*Exercise objective*
Set down each record below precisely, skipping the pictures.

<<<<

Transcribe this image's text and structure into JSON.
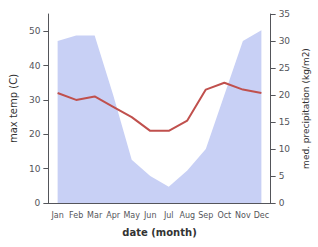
{
  "chart_data": {
    "type": "line",
    "categories": [
      "Jan",
      "Feb",
      "Mar",
      "Apr",
      "May",
      "Jun",
      "Jul",
      "Aug",
      "Sep",
      "Oct",
      "Nov",
      "Dec"
    ],
    "xlabel": "date (month)",
    "ylabel": "max temp (C)",
    "y2label": "med. precipitation (kg/m2)",
    "series": [
      {
        "type": "line",
        "color": "#c0504d",
        "values": [
          32,
          30,
          31,
          28,
          25,
          21,
          21,
          24,
          33,
          35,
          33,
          32
        ]
      },
      {
        "type": "area",
        "axis": "y2",
        "color": "#c8d0f5",
        "values": [
          30,
          31,
          31,
          20,
          8,
          5,
          3,
          6,
          10,
          20,
          30,
          32
        ]
      }
    ],
    "ylim": [
      0,
      55
    ],
    "yticks": [
      0,
      10,
      20,
      30,
      40,
      50
    ],
    "y2lim": [
      0,
      35
    ],
    "y2ticks": [
      0,
      5,
      10,
      15,
      20,
      25,
      30,
      35
    ],
    "grid": false
  }
}
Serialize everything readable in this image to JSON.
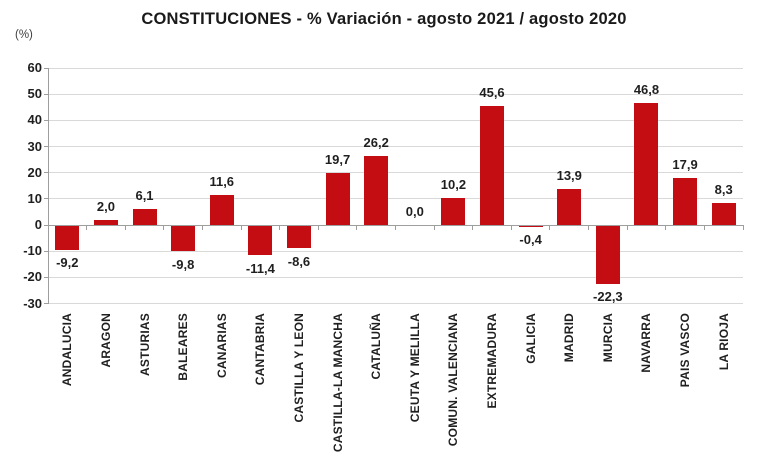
{
  "chart_data": {
    "type": "bar",
    "title": "CONSTITUCIONES - % Variación - agosto 2021 / agosto 2020",
    "y_unit": "(%)",
    "categories": [
      "ANDALUCIA",
      "ARAGON",
      "ASTURIAS",
      "BALEARES",
      "CANARIAS",
      "CANTABRIA",
      "CASTILLA Y LEON",
      "CASTILLA-LA MANCHA",
      "CATALUÑA",
      "CEUTA Y MELILLA",
      "COMUN. VALENCIANA",
      "EXTREMADURA",
      "GALICIA",
      "MADRID",
      "MURCIA",
      "NAVARRA",
      "PAIS VASCO",
      "LA RIOJA"
    ],
    "values": [
      -9.2,
      2.0,
      6.1,
      -9.8,
      11.6,
      -11.4,
      -8.6,
      19.7,
      26.2,
      0.0,
      10.2,
      45.6,
      -0.4,
      13.9,
      -22.3,
      46.8,
      17.9,
      8.3
    ],
    "value_labels": [
      "-9,2",
      "2,0",
      "6,1",
      "-9,8",
      "11,6",
      "-11,4",
      "-8,6",
      "19,7",
      "26,2",
      "0,0",
      "10,2",
      "45,6",
      "-0,4",
      "13,9",
      "-22,3",
      "46,8",
      "17,9",
      "8,3"
    ],
    "ylim": [
      -30,
      60
    ],
    "ytick_step": 10,
    "yticks": [
      60,
      50,
      40,
      30,
      20,
      10,
      0,
      -10,
      -20,
      -30
    ],
    "decimal_separator": ",",
    "grid": true,
    "legend": false,
    "xlabel": "",
    "ylabel": "(%)",
    "colors": {
      "bar": "#c40d12",
      "grid": "#d9d9d9",
      "axis": "#9e9e9e",
      "text": "#1f1f1f",
      "title": "#1a1a1a"
    }
  }
}
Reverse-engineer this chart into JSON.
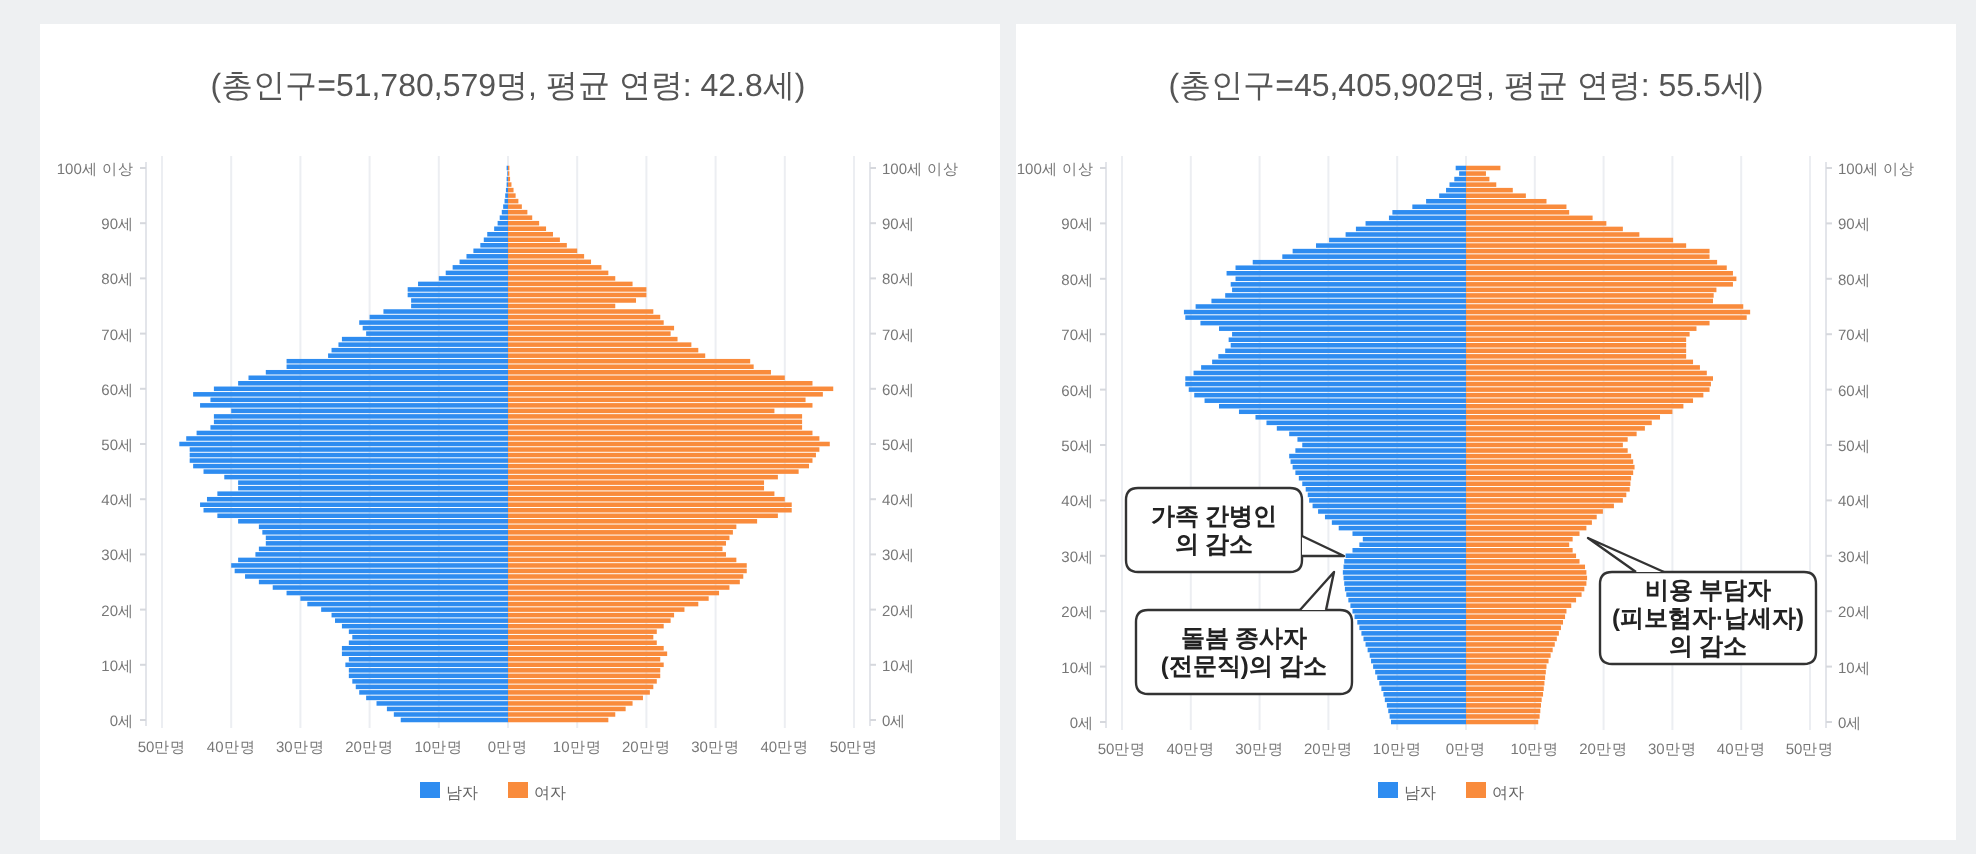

>>>>

*Written solution*
Transcribe this image's text and structure into JSON.
{
  "chart_data": {
    "type": "line",
    "categories": [
      "Jan",
      "Feb",
      "Mar",
      "Apr",
      "May",
      "Jun",
      "Jul",
      "Aug",
      "Sep",
      "Oct",
      "Nov",
      "Dec"
    ],
    "xlabel": "date (month)",
    "ylabel": "max temp (C)",
    "y2label": "med. precipitation (kg/m2)",
    "series": [
      {
        "type": "line",
        "color": "#c0504d",
        "values": [
          32,
          30,
          31,
          28,
          25,
          21,
          21,
          24,
          33,
          35,
          33,
          32
        ]
      },
      {
        "type": "area",
        "axis": "y2",
        "color": "#c8d0f5",
        "values": [
          30,
          31,
          31,
          20,
          8,
          5,
          3,
          6,
          10,
          20,
          30,
          32
        ]
      }
    ],
    "ylim": [
      0,
      55
    ],
    "yticks": [
      0,
      10,
      20,
      30,
      40,
      50
    ],
    "y2lim": [
      0,
      35
    ],
    "y2ticks": [
      0,
      5,
      10,
      15,
      20,
      25,
      30,
      35
    ],
    "grid": false
  }
}
Serialize everything readable in this image to JSON.
{
  "chart_data": {
    "type": "bar",
    "title": "CONSTITUCIONES - % Variación - agosto 2021 / agosto 2020",
    "y_unit": "(%)",
    "categories": [
      "ANDALUCIA",
      "ARAGON",
      "ASTURIAS",
      "BALEARES",
      "CANARIAS",
      "CANTABRIA",
      "CASTILLA Y LEON",
      "CASTILLA-LA MANCHA",
      "CATALUÑA",
      "CEUTA Y MELILLA",
      "COMUN. VALENCIANA",
      "EXTREMADURA",
      "GALICIA",
      "MADRID",
      "MURCIA",
      "NAVARRA",
      "PAIS VASCO",
      "LA RIOJA"
    ],
    "values": [
      -9.2,
      2.0,
      6.1,
      -9.8,
      11.6,
      -11.4,
      -8.6,
      19.7,
      26.2,
      0.0,
      10.2,
      45.6,
      -0.4,
      13.9,
      -22.3,
      46.8,
      17.9,
      8.3
    ],
    "value_labels": [
      "-9,2",
      "2,0",
      "6,1",
      "-9,8",
      "11,6",
      "-11,4",
      "-8,6",
      "19,7",
      "26,2",
      "0,0",
      "10,2",
      "45,6",
      "-0,4",
      "13,9",
      "-22,3",
      "46,8",
      "17,9",
      "8,3"
    ],
    "ylim": [
      -30,
      60
    ],
    "ytick_step": 10,
    "yticks": [
      60,
      50,
      40,
      30,
      20,
      10,
      0,
      -10,
      -20,
      -30
    ],
    "decimal_separator": ",",
    "grid": true,
    "legend": false,
    "xlabel": "",
    "ylabel": "(%)",
    "colors": {
      "bar": "#c40d12",
      "grid": "#d9d9d9",
      "axis": "#9e9e9e",
      "text": "#1f1f1f",
      "title": "#1a1a1a"
    }
  }
}
Reverse-engineer this chart into JSON.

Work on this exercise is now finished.